> **RAW RECORDS**
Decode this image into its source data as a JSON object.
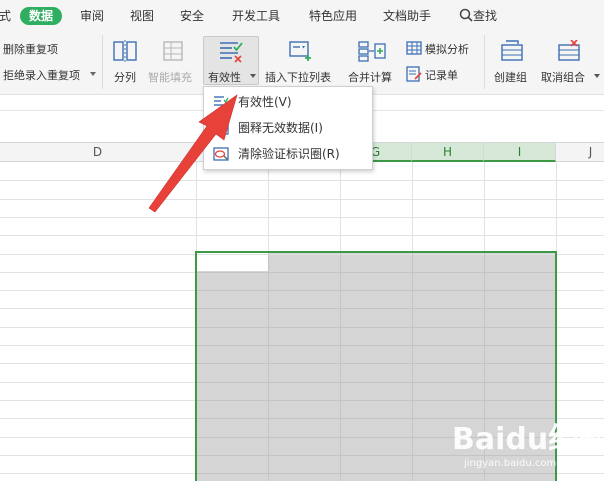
{
  "menu": {
    "partial_left": "式",
    "tabs": [
      "数据",
      "审阅",
      "视图",
      "安全",
      "开发工具",
      "特色应用",
      "文档助手"
    ],
    "search": "查找"
  },
  "ribbon": {
    "remove_duplicates": "删除重复项",
    "reject_duplicates": "拒绝录入重复项",
    "split_column": "分列",
    "smart_fill": "智能填充",
    "validity": "有效性",
    "insert_dropdown": "插入下拉列表",
    "merge_calc": "合并计算",
    "what_if": "模拟分析",
    "record_sheet": "记录单",
    "create_group": "创建组",
    "ungroup": "取消组合"
  },
  "columns": [
    "D",
    "G",
    "H",
    "I",
    "J"
  ],
  "dropdown": {
    "items": [
      "有效性(V)",
      "圈释无效数据(I)",
      "清除验证标识圈(R)"
    ]
  },
  "watermark": {
    "brand": "Baidu经验",
    "url": "jingyan.baidu.com"
  },
  "colors": {
    "accent_green": "#2fae62",
    "selection_green": "#3c9a47",
    "annotation_red": "#e8413a"
  }
}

> **STATED PROBLEM**
Repeat every record above exactly, but leave out any pictures.

> **EXPECTED OUTPUT**
Decode this image into its source data as a JSON object.
{
  "menu": {
    "partial_left": "式",
    "tabs": [
      "数据",
      "审阅",
      "视图",
      "安全",
      "开发工具",
      "特色应用",
      "文档助手"
    ],
    "search": "查找"
  },
  "ribbon": {
    "remove_duplicates": "删除重复项",
    "reject_duplicates": "拒绝录入重复项",
    "split_column": "分列",
    "smart_fill": "智能填充",
    "validity": "有效性",
    "insert_dropdown": "插入下拉列表",
    "merge_calc": "合并计算",
    "what_if": "模拟分析",
    "record_sheet": "记录单",
    "create_group": "创建组",
    "ungroup": "取消组合"
  },
  "columns": [
    "D",
    "G",
    "H",
    "I",
    "J"
  ],
  "dropdown": {
    "items": [
      "有效性(V)",
      "圈释无效数据(I)",
      "清除验证标识圈(R)"
    ]
  },
  "watermark": {
    "brand": "Baidu经验",
    "url": "jingyan.baidu.com"
  },
  "colors": {
    "accent_green": "#2fae62",
    "selection_green": "#3c9a47",
    "annotation_red": "#e8413a"
  }
}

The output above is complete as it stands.